--- START OF DATA SUPPLIED ---
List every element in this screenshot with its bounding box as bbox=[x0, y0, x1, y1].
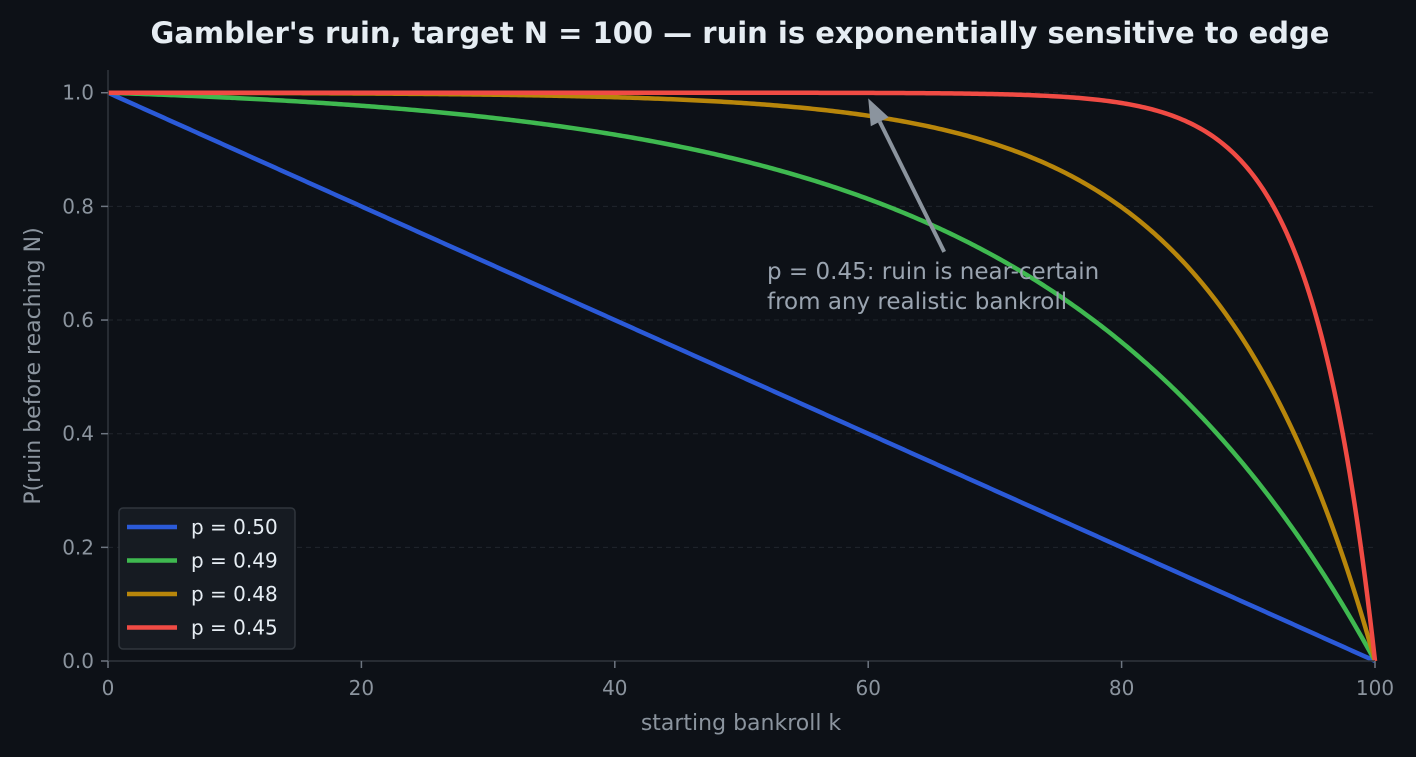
annotation-arrow-shaft bbox=[877, 120, 947, 253]
y-tick-label: 1.0 bbox=[62, 81, 94, 105]
legend-label-1: p = 0.49 bbox=[191, 549, 278, 573]
x-tick-label: 60 bbox=[855, 676, 880, 700]
legend-label-3: p = 0.45 bbox=[191, 616, 278, 640]
annotation-arrow-head bbox=[868, 98, 889, 127]
x-tick-label: 20 bbox=[349, 676, 374, 700]
y-tick-label: 0.6 bbox=[62, 308, 94, 332]
x-tick-label: 80 bbox=[1109, 676, 1134, 700]
y-tick-label: 0.2 bbox=[62, 535, 94, 559]
y-axis-label: P(ruin before reaching N) bbox=[21, 227, 46, 504]
y-tick-label: 0.4 bbox=[62, 422, 94, 446]
x-tick-label: 0 bbox=[102, 676, 115, 700]
series-lines bbox=[107, 90, 1378, 664]
series-line-1 bbox=[107, 90, 1377, 663]
chart-title: Gambler's ruin, target N = 100 — ruin is… bbox=[151, 16, 1330, 50]
axes bbox=[107, 70, 1375, 662]
y-tick-label: 0.0 bbox=[62, 649, 94, 673]
annotation-text: from any realistic bankroll bbox=[767, 289, 1067, 315]
y-tick-label: 0.8 bbox=[62, 194, 94, 218]
annotation: p = 0.45: ruin is near-certain from any r… bbox=[767, 98, 1099, 315]
x-tick-label: 40 bbox=[602, 676, 627, 700]
series-line-3 bbox=[108, 90, 1378, 662]
legend-label-0: p = 0.50 bbox=[191, 515, 278, 539]
ticks: 0.0 0.2 0.4 0.6 0.8 1.0 0 20 40 60 80 100 bbox=[62, 81, 1394, 700]
legend-label-2: p = 0.48 bbox=[191, 582, 278, 606]
x-tick-label: 100 bbox=[1356, 676, 1394, 700]
series-line-0 bbox=[107, 90, 1376, 664]
x-axis-label: starting bankroll k bbox=[641, 711, 842, 736]
legend: p = 0.50 p = 0.49 p = 0.48 p = 0.45 bbox=[118, 507, 296, 650]
legend-box bbox=[118, 507, 296, 650]
annotation-text: p = 0.45: ruin is near-certain bbox=[767, 259, 1099, 285]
--- END OF DATA SUPPLIED ---
## [AIM OF THE TASK]
Write out the lines of the records above as a numbered list, leaving out blank lines and omitting the pictures.

## [WRITTEN SOLUTION]
1. List every element in this screenshot with its bounding box as bbox=[x0, y0, x1, y1].
2. annotation-arrow-shaft bbox=[877, 120, 947, 253]
3. y-tick-label: 1.0 bbox=[62, 81, 94, 105]
4. legend-label-1: p = 0.49 bbox=[191, 549, 278, 573]
5. x-tick-label: 60 bbox=[855, 676, 880, 700]
6. legend-label-3: p = 0.45 bbox=[191, 616, 278, 640]
7. annotation-arrow-head bbox=[868, 98, 889, 127]
8. x-tick-label: 20 bbox=[349, 676, 374, 700]
9. y-tick-label: 0.6 bbox=[62, 308, 94, 332]
10. x-tick-label: 80 bbox=[1109, 676, 1134, 700]
11. y-tick-label: 0.2 bbox=[62, 535, 94, 559]
12. y-axis-label: P(ruin before reaching N) bbox=[21, 227, 46, 504]
13. y-tick-label: 0.4 bbox=[62, 422, 94, 446]
14. x-tick-label: 0 bbox=[102, 676, 115, 700]
15. series-lines bbox=[107, 90, 1378, 664]
16. series-line-1 bbox=[107, 90, 1377, 663]
17. chart-title: Gambler's ruin, target N = 100 — ruin is… bbox=[151, 16, 1330, 50]
18. axes bbox=[107, 70, 1375, 662]
19. y-tick-label: 0.0 bbox=[62, 649, 94, 673]
20. annotation-text: from any realistic bankroll bbox=[767, 289, 1067, 315]
21. y-tick-label: 0.8 bbox=[62, 194, 94, 218]
22. annotation: p = 0.45: ruin is near-certain from any r… bbox=[767, 98, 1099, 315]
23. x-tick-label: 40 bbox=[602, 676, 627, 700]
24. series-line-3 bbox=[108, 90, 1378, 662]
25. legend-label-0: p = 0.50 bbox=[191, 515, 278, 539]
26. ticks: 0.0 0.2 0.4 0.6 0.8 1.0 0 20 40 60 80 100 bbox=[62, 81, 1394, 700]
27. legend-label-2: p = 0.48 bbox=[191, 582, 278, 606]
28. x-tick-label: 100 bbox=[1356, 676, 1394, 700]
29. series-line-0 bbox=[107, 90, 1376, 664]
30. x-axis-label: starting bankroll k bbox=[641, 711, 842, 736]
31. legend: p = 0.50 p = 0.49 p = 0.48 p = 0.45 bbox=[118, 507, 296, 650]
32. legend-box bbox=[118, 507, 296, 650]
33. annotation-text: p = 0.45: ruin is near-certain bbox=[767, 259, 1099, 285]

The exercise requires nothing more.